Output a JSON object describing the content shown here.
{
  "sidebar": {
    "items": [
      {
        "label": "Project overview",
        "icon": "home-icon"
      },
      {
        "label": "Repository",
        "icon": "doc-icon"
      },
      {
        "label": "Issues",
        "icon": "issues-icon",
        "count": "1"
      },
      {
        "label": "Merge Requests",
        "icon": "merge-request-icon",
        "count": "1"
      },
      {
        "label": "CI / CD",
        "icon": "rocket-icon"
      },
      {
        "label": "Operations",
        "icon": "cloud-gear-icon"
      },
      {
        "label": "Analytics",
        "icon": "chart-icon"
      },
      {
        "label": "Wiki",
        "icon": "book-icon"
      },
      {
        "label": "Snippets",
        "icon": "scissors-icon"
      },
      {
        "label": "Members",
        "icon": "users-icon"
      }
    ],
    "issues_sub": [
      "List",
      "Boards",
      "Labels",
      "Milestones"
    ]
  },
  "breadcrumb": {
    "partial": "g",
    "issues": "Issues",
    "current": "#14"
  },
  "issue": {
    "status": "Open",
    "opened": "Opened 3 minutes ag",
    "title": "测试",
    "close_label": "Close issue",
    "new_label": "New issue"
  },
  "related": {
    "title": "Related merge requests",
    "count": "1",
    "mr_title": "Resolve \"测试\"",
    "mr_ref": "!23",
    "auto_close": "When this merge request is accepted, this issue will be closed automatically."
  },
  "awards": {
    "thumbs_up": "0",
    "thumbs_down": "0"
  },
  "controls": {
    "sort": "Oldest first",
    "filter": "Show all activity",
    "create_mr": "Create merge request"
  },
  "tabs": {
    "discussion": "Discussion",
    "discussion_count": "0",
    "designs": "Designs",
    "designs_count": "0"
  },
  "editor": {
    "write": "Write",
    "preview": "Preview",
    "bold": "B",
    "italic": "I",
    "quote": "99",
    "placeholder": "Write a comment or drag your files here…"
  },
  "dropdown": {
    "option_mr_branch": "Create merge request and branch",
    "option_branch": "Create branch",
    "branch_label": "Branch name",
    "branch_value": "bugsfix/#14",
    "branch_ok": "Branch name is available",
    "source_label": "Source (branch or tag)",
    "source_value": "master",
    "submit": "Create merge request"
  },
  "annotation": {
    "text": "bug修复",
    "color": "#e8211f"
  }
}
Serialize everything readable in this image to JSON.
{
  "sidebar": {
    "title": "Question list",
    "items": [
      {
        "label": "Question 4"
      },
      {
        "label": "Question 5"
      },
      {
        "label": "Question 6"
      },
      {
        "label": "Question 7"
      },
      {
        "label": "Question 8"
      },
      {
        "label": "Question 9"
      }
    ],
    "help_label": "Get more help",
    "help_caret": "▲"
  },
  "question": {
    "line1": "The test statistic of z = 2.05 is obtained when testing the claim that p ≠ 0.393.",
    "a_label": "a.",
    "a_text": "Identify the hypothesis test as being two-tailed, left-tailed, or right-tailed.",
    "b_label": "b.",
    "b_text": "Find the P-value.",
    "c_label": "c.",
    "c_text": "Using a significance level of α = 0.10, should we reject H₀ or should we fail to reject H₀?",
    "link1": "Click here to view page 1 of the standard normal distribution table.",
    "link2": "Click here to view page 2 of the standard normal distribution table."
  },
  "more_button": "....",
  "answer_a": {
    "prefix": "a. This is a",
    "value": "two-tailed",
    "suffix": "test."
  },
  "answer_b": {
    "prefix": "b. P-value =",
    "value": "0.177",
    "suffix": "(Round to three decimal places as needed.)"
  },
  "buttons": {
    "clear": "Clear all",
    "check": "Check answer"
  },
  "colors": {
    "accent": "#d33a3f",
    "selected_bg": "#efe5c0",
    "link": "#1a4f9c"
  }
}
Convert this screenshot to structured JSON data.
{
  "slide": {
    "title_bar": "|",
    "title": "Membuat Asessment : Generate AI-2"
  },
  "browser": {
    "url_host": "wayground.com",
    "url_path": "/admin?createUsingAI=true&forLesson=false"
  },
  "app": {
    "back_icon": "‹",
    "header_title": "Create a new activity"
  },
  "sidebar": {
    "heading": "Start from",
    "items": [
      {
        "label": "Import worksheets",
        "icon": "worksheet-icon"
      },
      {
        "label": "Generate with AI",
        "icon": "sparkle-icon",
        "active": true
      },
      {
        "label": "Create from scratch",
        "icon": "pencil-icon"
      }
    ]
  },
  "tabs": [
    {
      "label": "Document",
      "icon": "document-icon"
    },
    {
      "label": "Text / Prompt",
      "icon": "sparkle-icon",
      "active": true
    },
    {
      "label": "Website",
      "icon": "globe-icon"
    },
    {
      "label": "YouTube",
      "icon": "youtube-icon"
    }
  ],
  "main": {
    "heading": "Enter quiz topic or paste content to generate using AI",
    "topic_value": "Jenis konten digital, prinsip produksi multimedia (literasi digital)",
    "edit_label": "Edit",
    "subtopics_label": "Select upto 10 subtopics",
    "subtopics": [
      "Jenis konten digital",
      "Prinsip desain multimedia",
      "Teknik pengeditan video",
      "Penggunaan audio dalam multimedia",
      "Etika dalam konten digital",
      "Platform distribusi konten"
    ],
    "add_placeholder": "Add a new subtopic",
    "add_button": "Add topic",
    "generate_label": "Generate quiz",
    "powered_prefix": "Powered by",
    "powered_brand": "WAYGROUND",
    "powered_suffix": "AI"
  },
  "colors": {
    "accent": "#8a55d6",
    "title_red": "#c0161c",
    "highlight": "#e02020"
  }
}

────────────────────

**GIVEN REQUEST:** Copy all of the data exactly.

**RESULT FOR THIS EXERCISE:**
Output a JSON object describing the content shown here.
{
  "sidebar": {
    "items": [
      {
        "label": "Project overview",
        "icon": "home-icon"
      },
      {
        "label": "Repository",
        "icon": "doc-icon"
      },
      {
        "label": "Issues",
        "icon": "issues-icon",
        "count": "1"
      },
      {
        "label": "Merge Requests",
        "icon": "merge-request-icon",
        "count": "1"
      },
      {
        "label": "CI / CD",
        "icon": "rocket-icon"
      },
      {
        "label": "Operations",
        "icon": "cloud-gear-icon"
      },
      {
        "label": "Analytics",
        "icon": "chart-icon"
      },
      {
        "label": "Wiki",
        "icon": "book-icon"
      },
      {
        "label": "Snippets",
        "icon": "scissors-icon"
      },
      {
        "label": "Members",
        "icon": "users-icon"
      }
    ],
    "issues_sub": [
      "List",
      "Boards",
      "Labels",
      "Milestones"
    ]
  },
  "breadcrumb": {
    "partial": "g",
    "issues": "Issues",
    "current": "#14"
  },
  "issue": {
    "status": "Open",
    "opened": "Opened 3 minutes ag",
    "title": "测试",
    "close_label": "Close issue",
    "new_label": "New issue"
  },
  "related": {
    "title": "Related merge requests",
    "count": "1",
    "mr_title": "Resolve \"测试\"",
    "mr_ref": "!23",
    "auto_close": "When this merge request is accepted, this issue will be closed automatically."
  },
  "awards": {
    "thumbs_up": "0",
    "thumbs_down": "0"
  },
  "controls": {
    "sort": "Oldest first",
    "filter": "Show all activity",
    "create_mr": "Create merge request"
  },
  "tabs": {
    "discussion": "Discussion",
    "discussion_count": "0",
    "designs": "Designs",
    "designs_count": "0"
  },
  "editor": {
    "write": "Write",
    "preview": "Preview",
    "bold": "B",
    "italic": "I",
    "quote": "99",
    "placeholder": "Write a comment or drag your files here…"
  },
  "dropdown": {
    "option_mr_branch": "Create merge request and branch",
    "option_branch": "Create branch",
    "branch_label": "Branch name",
    "branch_value": "bugsfix/#14",
    "branch_ok": "Branch name is available",
    "source_label": "Source (branch or tag)",
    "source_value": "master",
    "submit": "Create merge request"
  },
  "annotation": {
    "text": "bug修复",
    "color": "#e8211f"
  }
}
Serialize everything readable in this image to JSON.
{
  "sidebar": {
    "title": "Question list",
    "items": [
      {
        "label": "Question 4"
      },
      {
        "label": "Question 5"
      },
      {
        "label": "Question 6"
      },
      {
        "label": "Question 7"
      },
      {
        "label": "Question 8"
      },
      {
        "label": "Question 9"
      }
    ],
    "help_label": "Get more help",
    "help_caret": "▲"
  },
  "question": {
    "line1": "The test statistic of z = 2.05 is obtained when testing the claim that p ≠ 0.393.",
    "a_label": "a.",
    "a_text": "Identify the hypothesis test as being two-tailed, left-tailed, or right-tailed.",
    "b_label": "b.",
    "b_text": "Find the P-value.",
    "c_label": "c.",
    "c_text": "Using a significance level of α = 0.10, should we reject H₀ or should we fail to reject H₀?",
    "link1": "Click here to view page 1 of the standard normal distribution table.",
    "link2": "Click here to view page 2 of the standard normal distribution table."
  },
  "more_button": "....",
  "answer_a": {
    "prefix": "a. This is a",
    "value": "two-tailed",
    "suffix": "test."
  },
  "answer_b": {
    "prefix": "b. P-value =",
    "value": "0.177",
    "suffix": "(Round to three decimal places as needed.)"
  },
  "buttons": {
    "clear": "Clear all",
    "check": "Check answer"
  },
  "colors": {
    "accent": "#d33a3f",
    "selected_bg": "#efe5c0",
    "link": "#1a4f9c"
  }
}
Convert this screenshot to structured JSON data.
{
  "slide": {
    "title_bar": "|",
    "title": "Membuat Asessment : Generate AI-2"
  },
  "browser": {
    "url_host": "wayground.com",
    "url_path": "/admin?createUsingAI=true&forLesson=false"
  },
  "app": {
    "back_icon": "‹",
    "header_title": "Create a new activity"
  },
  "sidebar": {
    "heading": "Start from",
    "items": [
      {
        "label": "Import worksheets",
        "icon": "worksheet-icon"
      },
      {
        "label": "Generate with AI",
        "icon": "sparkle-icon",
        "active": true
      },
      {
        "label": "Create from scratch",
        "icon": "pencil-icon"
      }
    ]
  },
  "tabs": [
    {
      "label": "Document",
      "icon": "document-icon"
    },
    {
      "label": "Text / Prompt",
      "icon": "sparkle-icon",
      "active": true
    },
    {
      "label": "Website",
      "icon": "globe-icon"
    },
    {
      "label": "YouTube",
      "icon": "youtube-icon"
    }
  ],
  "main": {
    "heading": "Enter quiz topic or paste content to generate using AI",
    "topic_value": "Jenis konten digital, prinsip produksi multimedia (literasi digital)",
    "edit_label": "Edit",
    "subtopics_label": "Select upto 10 subtopics",
    "subtopics": [
      "Jenis konten digital",
      "Prinsip desain multimedia",
      "Teknik pengeditan video",
      "Penggunaan audio dalam multimedia",
      "Etika dalam konten digital",
      "Platform distribusi konten"
    ],
    "add_placeholder": "Add a new subtopic",
    "add_button": "Add topic",
    "generate_label": "Generate quiz",
    "powered_prefix": "Powered by",
    "powered_brand": "WAYGROUND",
    "powered_suffix": "AI"
  },
  "colors": {
    "accent": "#8a55d6",
    "title_red": "#c0161c",
    "highlight": "#e02020"
  }
}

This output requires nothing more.